EXERCISE MATERIALS:
◆ ◆ ◆

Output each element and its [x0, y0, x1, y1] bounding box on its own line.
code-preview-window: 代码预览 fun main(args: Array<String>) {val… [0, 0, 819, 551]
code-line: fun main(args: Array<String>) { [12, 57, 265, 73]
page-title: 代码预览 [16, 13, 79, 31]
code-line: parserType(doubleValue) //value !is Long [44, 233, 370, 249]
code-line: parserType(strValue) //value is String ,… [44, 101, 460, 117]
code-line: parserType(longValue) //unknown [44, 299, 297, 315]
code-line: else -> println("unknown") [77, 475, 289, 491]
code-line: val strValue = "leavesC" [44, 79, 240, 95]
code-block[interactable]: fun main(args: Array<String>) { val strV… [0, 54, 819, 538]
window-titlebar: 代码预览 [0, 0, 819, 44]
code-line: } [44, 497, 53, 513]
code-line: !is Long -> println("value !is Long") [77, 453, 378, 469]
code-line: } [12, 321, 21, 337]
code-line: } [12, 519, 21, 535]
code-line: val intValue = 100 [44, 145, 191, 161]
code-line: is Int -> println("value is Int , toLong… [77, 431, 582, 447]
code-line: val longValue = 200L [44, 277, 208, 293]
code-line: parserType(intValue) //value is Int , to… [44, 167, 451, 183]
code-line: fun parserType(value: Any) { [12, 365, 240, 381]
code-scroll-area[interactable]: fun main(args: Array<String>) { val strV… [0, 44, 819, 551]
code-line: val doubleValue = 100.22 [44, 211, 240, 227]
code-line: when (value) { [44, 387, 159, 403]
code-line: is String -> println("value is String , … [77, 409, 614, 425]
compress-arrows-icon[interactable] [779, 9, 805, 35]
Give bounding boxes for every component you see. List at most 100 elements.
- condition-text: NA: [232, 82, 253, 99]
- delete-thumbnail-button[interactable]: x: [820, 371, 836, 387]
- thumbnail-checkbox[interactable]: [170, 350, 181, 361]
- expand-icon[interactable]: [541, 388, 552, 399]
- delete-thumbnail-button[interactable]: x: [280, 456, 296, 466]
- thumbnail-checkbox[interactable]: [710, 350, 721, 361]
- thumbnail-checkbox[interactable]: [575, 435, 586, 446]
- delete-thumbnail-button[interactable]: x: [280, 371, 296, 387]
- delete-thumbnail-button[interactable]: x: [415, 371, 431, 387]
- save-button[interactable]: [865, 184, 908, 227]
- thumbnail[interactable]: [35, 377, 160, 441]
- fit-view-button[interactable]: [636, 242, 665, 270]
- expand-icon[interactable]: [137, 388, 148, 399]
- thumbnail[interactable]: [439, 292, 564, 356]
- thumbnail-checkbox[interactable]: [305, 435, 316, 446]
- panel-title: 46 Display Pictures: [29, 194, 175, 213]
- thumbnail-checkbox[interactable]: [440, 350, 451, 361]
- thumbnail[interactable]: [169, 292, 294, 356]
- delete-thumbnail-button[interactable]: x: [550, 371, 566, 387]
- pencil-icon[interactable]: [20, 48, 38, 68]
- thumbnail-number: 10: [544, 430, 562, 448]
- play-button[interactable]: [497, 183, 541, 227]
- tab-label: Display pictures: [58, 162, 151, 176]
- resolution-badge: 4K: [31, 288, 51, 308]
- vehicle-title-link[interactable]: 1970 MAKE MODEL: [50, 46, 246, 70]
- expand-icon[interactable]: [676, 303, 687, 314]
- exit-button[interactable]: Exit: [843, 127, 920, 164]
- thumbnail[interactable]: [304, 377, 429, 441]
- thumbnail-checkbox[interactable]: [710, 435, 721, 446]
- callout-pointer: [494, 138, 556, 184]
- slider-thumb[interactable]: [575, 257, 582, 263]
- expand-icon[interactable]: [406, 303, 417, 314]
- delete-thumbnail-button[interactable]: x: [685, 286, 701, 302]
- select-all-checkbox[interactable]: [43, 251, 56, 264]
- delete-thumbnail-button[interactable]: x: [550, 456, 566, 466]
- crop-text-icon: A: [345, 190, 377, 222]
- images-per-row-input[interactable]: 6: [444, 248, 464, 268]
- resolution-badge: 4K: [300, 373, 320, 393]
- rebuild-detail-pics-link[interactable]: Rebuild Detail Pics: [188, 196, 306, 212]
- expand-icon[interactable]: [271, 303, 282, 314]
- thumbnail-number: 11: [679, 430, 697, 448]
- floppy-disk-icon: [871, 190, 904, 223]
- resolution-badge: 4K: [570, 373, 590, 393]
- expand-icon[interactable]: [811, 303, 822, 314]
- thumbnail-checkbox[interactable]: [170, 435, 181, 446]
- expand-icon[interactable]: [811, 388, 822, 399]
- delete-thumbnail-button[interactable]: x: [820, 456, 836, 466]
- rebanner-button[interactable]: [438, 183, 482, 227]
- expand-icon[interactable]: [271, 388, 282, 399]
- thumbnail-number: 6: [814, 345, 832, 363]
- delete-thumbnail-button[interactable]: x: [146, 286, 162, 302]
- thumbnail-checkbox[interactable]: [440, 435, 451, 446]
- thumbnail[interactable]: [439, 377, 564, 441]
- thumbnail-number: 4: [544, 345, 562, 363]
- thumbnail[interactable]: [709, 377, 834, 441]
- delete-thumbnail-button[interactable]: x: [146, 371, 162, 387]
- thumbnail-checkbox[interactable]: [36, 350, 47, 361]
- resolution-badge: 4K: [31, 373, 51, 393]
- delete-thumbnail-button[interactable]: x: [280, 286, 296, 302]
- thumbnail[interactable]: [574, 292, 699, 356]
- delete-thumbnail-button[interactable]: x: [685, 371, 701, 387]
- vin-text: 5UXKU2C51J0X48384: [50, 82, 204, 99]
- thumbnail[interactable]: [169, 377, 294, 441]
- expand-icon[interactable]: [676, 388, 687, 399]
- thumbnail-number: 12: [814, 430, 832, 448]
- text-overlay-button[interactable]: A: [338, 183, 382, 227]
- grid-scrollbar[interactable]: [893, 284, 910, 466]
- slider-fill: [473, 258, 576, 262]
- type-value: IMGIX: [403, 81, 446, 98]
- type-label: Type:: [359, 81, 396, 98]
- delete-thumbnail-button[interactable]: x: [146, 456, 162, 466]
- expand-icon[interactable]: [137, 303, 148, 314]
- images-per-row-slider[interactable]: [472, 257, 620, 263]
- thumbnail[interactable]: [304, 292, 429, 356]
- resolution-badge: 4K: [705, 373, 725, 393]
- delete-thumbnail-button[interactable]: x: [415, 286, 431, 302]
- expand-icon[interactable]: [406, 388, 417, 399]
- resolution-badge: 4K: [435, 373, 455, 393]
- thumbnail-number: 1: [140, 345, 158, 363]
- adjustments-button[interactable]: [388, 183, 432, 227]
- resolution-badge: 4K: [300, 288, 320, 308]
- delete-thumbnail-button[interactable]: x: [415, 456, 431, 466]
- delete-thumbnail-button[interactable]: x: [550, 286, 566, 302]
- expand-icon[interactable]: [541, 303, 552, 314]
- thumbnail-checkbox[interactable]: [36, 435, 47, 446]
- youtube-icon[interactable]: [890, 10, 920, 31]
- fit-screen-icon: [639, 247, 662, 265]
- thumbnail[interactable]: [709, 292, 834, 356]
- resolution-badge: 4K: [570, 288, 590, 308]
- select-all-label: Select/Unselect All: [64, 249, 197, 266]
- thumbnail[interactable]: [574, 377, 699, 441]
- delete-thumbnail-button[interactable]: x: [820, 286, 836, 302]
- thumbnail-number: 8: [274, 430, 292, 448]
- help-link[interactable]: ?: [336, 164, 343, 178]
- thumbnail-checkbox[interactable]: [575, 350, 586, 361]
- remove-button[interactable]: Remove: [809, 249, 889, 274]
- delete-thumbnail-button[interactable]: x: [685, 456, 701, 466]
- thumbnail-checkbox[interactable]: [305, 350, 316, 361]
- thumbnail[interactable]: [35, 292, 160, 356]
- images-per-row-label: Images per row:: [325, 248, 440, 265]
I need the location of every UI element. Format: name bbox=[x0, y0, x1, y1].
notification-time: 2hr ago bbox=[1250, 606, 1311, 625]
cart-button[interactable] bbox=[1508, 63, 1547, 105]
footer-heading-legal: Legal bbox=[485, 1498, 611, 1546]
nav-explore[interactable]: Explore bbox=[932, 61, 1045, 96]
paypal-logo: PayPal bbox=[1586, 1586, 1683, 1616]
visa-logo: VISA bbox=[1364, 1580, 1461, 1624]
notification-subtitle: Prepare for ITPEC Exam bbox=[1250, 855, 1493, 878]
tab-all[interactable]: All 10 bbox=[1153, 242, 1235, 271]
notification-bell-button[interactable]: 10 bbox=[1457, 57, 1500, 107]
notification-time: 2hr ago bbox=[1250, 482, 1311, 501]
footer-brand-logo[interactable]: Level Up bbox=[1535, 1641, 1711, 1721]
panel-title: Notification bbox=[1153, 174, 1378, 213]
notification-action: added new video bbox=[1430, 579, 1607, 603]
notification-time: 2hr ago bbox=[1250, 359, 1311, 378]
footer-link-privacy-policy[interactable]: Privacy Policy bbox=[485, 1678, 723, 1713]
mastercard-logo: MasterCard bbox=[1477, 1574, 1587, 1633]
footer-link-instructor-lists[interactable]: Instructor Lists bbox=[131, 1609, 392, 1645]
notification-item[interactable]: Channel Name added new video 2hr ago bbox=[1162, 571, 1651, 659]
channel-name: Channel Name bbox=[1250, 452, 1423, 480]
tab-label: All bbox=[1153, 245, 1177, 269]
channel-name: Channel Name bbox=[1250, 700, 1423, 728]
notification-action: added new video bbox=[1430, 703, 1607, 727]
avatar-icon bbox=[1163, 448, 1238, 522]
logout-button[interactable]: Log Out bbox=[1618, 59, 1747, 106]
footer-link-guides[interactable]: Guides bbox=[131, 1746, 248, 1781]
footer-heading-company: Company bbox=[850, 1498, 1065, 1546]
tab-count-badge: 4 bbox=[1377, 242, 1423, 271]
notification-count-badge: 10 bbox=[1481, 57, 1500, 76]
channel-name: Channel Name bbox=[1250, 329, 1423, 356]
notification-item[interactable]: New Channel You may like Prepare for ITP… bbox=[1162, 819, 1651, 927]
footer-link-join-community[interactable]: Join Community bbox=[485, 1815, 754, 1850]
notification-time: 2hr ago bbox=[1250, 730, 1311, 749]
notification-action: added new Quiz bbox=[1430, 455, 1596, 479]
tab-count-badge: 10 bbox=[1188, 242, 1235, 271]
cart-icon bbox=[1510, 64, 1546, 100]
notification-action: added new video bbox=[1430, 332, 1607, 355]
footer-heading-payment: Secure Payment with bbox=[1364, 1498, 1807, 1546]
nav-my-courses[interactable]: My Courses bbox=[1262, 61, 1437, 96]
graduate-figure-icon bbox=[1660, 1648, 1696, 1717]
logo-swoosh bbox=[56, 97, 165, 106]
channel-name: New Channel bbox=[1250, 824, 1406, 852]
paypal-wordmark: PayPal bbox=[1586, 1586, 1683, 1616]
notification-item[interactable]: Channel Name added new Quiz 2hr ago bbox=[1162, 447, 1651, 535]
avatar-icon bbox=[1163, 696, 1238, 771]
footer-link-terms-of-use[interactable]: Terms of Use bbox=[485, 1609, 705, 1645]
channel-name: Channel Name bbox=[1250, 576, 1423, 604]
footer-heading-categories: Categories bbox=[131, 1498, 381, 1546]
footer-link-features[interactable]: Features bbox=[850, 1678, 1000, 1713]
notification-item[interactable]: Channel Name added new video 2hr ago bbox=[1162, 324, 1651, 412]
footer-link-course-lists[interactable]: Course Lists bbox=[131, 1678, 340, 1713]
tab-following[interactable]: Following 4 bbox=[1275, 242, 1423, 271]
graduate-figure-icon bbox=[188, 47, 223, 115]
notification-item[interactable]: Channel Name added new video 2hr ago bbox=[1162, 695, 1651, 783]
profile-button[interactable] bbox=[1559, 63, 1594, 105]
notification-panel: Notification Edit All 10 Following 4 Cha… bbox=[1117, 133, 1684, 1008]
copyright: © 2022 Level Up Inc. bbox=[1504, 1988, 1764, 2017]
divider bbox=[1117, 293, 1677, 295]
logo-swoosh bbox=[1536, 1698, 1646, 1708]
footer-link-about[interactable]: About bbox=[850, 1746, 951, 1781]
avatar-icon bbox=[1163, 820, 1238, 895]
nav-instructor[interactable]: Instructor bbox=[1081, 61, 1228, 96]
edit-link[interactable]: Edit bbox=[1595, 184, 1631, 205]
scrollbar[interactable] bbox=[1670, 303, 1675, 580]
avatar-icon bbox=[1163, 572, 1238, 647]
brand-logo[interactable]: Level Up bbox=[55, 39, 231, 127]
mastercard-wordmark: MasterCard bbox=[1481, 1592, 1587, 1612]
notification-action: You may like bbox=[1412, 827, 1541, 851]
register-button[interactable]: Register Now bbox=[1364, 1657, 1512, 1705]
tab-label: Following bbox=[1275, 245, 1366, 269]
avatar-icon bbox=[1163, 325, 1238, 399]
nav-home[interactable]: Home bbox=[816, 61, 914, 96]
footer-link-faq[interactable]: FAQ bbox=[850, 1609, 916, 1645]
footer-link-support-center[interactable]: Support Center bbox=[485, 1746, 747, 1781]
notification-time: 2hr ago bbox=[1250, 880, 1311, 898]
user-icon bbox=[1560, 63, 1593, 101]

◆ ◆ ◆

WRITTEN EXERCISE:
Extract the lines from the very first one through the line with "- thumbnail-checkbox[interactable]: [575, 435, 586, 446]", both included, and reproduce each one word for word.

RESPONSE TO THIS TASK:
Output each element and its [x0, y0, x1, y1] bounding box on its own line.
code-preview-window: 代码预览 fun main(args: Array<String>) {val… [0, 0, 819, 551]
code-line: fun main(args: Array<String>) { [12, 57, 265, 73]
page-title: 代码预览 [16, 13, 79, 31]
code-line: parserType(doubleValue) //value !is Long [44, 233, 370, 249]
code-line: parserType(strValue) //value is String ,… [44, 101, 460, 117]
code-line: parserType(longValue) //unknown [44, 299, 297, 315]
code-line: else -> println("unknown") [77, 475, 289, 491]
code-line: val strValue = "leavesC" [44, 79, 240, 95]
code-block[interactable]: fun main(args: Array<String>) { val strV… [0, 54, 819, 538]
window-titlebar: 代码预览 [0, 0, 819, 44]
code-line: } [44, 497, 53, 513]
code-line: !is Long -> println("value !is Long") [77, 453, 378, 469]
code-line: } [12, 321, 21, 337]
code-line: } [12, 519, 21, 535]
code-line: val intValue = 100 [44, 145, 191, 161]
code-line: is Int -> println("value is Int , toLong… [77, 431, 582, 447]
code-line: val longValue = 200L [44, 277, 208, 293]
code-line: parserType(intValue) //value is Int , to… [44, 167, 451, 183]
code-line: fun parserType(value: Any) { [12, 365, 240, 381]
code-scroll-area[interactable]: fun main(args: Array<String>) { val strV… [0, 44, 819, 551]
code-line: val doubleValue = 100.22 [44, 211, 240, 227]
code-line: when (value) { [44, 387, 159, 403]
code-line: is String -> println("value is String , … [77, 409, 614, 425]
compress-arrows-icon[interactable] [779, 9, 805, 35]
Give bounding boxes for every component you see. List at most 100 elements.
- condition-text: NA: [232, 82, 253, 99]
- delete-thumbnail-button[interactable]: x: [820, 371, 836, 387]
- thumbnail-checkbox[interactable]: [170, 350, 181, 361]
- expand-icon[interactable]: [541, 388, 552, 399]
- delete-thumbnail-button[interactable]: x: [280, 456, 296, 466]
- thumbnail-checkbox[interactable]: [710, 350, 721, 361]
- thumbnail-checkbox[interactable]: [575, 435, 586, 446]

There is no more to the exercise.